* BEGIN Recorded information *
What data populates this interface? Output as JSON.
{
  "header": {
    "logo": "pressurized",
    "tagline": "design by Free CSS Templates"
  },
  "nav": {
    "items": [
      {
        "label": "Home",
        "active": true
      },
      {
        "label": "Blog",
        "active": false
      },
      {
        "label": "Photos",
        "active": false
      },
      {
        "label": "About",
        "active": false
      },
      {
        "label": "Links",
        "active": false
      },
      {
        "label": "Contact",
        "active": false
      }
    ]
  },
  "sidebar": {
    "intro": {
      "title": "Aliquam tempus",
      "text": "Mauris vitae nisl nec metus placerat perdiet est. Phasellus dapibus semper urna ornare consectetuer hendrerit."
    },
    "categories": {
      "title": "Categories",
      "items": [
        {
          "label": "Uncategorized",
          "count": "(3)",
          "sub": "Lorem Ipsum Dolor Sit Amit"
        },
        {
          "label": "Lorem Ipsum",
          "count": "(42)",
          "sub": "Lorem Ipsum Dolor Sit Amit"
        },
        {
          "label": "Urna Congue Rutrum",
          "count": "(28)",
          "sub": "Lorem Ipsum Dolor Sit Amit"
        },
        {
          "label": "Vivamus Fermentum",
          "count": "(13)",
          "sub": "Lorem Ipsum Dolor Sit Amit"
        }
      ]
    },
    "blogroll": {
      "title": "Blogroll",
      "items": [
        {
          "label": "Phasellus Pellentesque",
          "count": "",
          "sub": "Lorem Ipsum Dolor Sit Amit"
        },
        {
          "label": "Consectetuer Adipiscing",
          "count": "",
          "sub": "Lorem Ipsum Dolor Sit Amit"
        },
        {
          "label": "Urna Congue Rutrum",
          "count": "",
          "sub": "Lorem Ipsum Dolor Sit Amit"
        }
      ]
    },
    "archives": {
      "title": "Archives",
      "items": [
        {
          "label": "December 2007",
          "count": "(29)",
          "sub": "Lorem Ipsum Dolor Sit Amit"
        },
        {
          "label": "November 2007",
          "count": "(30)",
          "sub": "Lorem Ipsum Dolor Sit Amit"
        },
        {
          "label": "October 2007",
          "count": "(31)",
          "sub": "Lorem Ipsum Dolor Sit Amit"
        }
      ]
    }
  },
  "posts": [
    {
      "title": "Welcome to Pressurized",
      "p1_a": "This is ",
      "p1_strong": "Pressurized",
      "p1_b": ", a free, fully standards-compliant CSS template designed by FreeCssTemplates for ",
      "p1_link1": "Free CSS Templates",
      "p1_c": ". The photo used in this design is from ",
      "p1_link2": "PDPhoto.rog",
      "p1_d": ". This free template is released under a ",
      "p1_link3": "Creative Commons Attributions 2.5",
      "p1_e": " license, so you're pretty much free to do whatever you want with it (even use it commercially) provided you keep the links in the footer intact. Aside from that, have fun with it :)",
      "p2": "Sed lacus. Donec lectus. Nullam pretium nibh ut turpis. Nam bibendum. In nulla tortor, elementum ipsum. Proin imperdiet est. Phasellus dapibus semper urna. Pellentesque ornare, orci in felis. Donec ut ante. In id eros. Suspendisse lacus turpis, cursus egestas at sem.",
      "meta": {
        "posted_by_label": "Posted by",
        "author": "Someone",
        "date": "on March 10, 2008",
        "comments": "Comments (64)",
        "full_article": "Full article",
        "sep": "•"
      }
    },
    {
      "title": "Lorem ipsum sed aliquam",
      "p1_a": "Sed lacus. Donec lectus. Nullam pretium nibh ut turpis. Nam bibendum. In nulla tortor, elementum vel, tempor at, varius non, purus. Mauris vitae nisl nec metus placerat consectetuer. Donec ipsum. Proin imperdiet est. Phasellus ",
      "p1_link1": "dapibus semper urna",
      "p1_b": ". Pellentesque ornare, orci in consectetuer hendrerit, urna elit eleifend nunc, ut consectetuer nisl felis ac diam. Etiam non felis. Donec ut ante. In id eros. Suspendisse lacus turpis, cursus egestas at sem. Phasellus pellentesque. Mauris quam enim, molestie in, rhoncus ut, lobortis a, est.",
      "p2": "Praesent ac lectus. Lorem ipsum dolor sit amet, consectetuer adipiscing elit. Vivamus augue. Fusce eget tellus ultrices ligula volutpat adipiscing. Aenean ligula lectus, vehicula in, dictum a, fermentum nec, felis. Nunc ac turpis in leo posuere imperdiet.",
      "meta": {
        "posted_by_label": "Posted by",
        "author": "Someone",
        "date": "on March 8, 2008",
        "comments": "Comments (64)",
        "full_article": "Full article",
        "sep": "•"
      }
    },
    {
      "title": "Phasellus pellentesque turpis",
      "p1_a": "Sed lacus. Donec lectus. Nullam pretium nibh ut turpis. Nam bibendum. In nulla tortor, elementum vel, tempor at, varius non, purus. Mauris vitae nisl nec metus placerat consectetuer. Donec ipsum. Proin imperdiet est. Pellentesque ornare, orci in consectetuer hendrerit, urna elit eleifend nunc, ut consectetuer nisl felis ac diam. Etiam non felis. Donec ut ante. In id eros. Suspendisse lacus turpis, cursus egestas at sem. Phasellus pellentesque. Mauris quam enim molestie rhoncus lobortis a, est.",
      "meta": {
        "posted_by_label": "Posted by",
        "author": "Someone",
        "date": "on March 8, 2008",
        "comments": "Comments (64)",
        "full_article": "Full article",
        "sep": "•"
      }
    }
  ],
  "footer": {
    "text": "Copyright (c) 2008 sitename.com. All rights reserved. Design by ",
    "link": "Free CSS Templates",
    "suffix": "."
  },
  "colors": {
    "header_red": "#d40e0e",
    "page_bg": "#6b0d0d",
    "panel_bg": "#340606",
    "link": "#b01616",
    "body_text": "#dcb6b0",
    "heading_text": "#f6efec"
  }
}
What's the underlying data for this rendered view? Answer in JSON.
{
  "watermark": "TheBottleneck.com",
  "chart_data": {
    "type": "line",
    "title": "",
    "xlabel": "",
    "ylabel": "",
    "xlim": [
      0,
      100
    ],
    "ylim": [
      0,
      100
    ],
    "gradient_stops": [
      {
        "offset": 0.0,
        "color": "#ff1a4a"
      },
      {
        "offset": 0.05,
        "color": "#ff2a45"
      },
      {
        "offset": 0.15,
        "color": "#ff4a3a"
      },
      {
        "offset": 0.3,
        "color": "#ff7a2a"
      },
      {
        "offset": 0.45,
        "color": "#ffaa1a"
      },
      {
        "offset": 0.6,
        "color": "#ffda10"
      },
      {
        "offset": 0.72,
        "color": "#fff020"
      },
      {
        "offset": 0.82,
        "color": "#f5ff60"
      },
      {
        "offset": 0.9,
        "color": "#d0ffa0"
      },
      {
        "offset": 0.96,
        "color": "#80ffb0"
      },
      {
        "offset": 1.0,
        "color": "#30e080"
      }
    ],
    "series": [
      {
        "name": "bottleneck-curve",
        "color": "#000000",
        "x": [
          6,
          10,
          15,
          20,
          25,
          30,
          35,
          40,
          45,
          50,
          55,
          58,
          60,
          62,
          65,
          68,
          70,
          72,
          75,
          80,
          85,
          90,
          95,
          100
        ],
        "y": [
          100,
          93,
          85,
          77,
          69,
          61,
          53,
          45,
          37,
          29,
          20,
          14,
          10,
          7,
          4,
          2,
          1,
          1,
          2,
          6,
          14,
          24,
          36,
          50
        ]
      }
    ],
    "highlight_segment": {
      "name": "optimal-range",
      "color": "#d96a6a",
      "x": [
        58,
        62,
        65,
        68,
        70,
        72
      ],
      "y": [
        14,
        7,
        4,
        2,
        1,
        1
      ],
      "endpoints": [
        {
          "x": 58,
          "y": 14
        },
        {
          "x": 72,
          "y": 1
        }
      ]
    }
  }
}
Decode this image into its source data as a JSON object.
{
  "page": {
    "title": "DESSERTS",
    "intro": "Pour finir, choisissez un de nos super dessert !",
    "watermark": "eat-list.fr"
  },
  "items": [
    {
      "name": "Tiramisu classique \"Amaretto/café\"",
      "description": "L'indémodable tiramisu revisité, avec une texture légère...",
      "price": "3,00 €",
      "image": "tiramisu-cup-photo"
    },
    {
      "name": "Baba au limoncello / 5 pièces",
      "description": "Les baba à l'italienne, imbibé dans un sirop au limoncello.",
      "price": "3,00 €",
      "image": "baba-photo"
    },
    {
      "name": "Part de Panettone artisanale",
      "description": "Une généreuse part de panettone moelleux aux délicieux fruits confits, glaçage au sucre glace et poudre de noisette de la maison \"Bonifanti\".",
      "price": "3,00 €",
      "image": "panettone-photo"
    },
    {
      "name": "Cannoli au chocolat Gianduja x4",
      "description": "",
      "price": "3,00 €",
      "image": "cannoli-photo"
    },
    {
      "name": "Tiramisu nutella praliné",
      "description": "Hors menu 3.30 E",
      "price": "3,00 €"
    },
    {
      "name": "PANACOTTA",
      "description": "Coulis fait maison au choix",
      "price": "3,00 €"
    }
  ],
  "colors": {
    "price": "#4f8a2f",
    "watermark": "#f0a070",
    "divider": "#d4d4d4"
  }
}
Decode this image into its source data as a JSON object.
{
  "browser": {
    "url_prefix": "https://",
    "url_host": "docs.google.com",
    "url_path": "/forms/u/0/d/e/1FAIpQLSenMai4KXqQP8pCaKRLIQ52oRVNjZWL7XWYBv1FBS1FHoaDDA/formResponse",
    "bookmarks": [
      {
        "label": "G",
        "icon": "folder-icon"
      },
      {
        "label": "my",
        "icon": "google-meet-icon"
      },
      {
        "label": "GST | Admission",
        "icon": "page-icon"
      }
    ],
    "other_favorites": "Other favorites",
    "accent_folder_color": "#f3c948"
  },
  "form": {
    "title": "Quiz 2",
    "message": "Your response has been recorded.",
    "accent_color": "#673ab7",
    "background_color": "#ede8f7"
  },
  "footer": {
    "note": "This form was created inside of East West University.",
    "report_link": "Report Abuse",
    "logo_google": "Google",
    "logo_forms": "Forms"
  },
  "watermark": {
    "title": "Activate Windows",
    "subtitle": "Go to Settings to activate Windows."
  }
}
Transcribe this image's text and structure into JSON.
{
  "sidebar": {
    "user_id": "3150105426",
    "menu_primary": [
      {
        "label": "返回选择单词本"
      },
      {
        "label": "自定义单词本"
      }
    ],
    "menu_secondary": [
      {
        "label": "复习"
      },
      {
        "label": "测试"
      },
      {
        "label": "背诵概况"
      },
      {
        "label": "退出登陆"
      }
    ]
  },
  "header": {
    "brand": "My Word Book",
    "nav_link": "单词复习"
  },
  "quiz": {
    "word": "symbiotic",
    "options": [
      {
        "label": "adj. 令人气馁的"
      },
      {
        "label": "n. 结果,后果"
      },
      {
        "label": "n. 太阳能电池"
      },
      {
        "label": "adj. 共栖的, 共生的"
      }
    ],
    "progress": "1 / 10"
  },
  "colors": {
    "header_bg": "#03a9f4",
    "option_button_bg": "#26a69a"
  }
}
* END Recorded information *
• **The request**: Starting at the line that contains "Transcribe this image's", write out every line to the end of the entries, exactly as given.

• **Correct response**:
Transcribe this image's text and structure into JSON.
{
  "sidebar": {
    "user_id": "3150105426",
    "menu_primary": [
      {
        "label": "返回选择单词本"
      },
      {
        "label": "自定义单词本"
      }
    ],
    "menu_secondary": [
      {
        "label": "复习"
      },
      {
        "label": "测试"
      },
      {
        "label": "背诵概况"
      },
      {
        "label": "退出登陆"
      }
    ]
  },
  "header": {
    "brand": "My Word Book",
    "nav_link": "单词复习"
  },
  "quiz": {
    "word": "symbiotic",
    "options": [
      {
        "label": "adj. 令人气馁的"
      },
      {
        "label": "n. 结果,后果"
      },
      {
        "label": "n. 太阳能电池"
      },
      {
        "label": "adj. 共栖的, 共生的"
      }
    ],
    "progress": "1 / 10"
  },
  "colors": {
    "header_bg": "#03a9f4",
    "option_button_bg": "#26a69a"
  }
}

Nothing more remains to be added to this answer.